===== Record extracts

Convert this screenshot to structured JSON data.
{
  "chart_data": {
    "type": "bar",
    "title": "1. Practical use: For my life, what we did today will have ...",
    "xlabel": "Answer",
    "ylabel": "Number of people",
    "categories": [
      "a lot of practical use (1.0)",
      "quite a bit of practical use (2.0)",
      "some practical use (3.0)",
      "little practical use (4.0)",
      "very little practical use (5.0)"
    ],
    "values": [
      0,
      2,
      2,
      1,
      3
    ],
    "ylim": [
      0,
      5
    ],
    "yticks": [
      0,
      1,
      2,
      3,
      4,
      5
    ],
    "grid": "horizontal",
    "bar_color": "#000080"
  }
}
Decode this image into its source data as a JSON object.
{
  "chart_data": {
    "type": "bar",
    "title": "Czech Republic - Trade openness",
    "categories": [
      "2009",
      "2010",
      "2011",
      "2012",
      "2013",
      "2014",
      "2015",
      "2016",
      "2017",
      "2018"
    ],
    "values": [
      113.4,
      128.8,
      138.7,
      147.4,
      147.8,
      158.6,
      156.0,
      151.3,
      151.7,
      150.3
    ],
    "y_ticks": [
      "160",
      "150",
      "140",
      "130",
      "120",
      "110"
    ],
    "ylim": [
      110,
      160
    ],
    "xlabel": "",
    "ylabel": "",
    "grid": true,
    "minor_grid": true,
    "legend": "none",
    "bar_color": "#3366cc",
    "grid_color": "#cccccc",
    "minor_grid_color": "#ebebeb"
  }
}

==========

> _What you will do_: Transcribe word for word the lines from the one holding "Decode this image" to the last line of the listing above, inclusive.

> _Reply_:
Decode this image into its source data as a JSON object.
{
  "chart_data": {
    "type": "bar",
    "title": "Czech Republic - Trade openness",
    "categories": [
      "2009",
      "2010",
      "2011",
      "2012",
      "2013",
      "2014",
      "2015",
      "2016",
      "2017",
      "2018"
    ],
    "values": [
      113.4,
      128.8,
      138.7,
      147.4,
      147.8,
      158.6,
      156.0,
      151.3,
      151.7,
      150.3
    ],
    "y_ticks": [
      "160",
      "150",
      "140",
      "130",
      "120",
      "110"
    ],
    "ylim": [
      110,
      160
    ],
    "xlabel": "",
    "ylabel": "",
    "grid": true,
    "minor_grid": true,
    "legend": "none",
    "bar_color": "#3366cc",
    "grid_color": "#cccccc",
    "minor_grid_color": "#ebebeb"
  }
}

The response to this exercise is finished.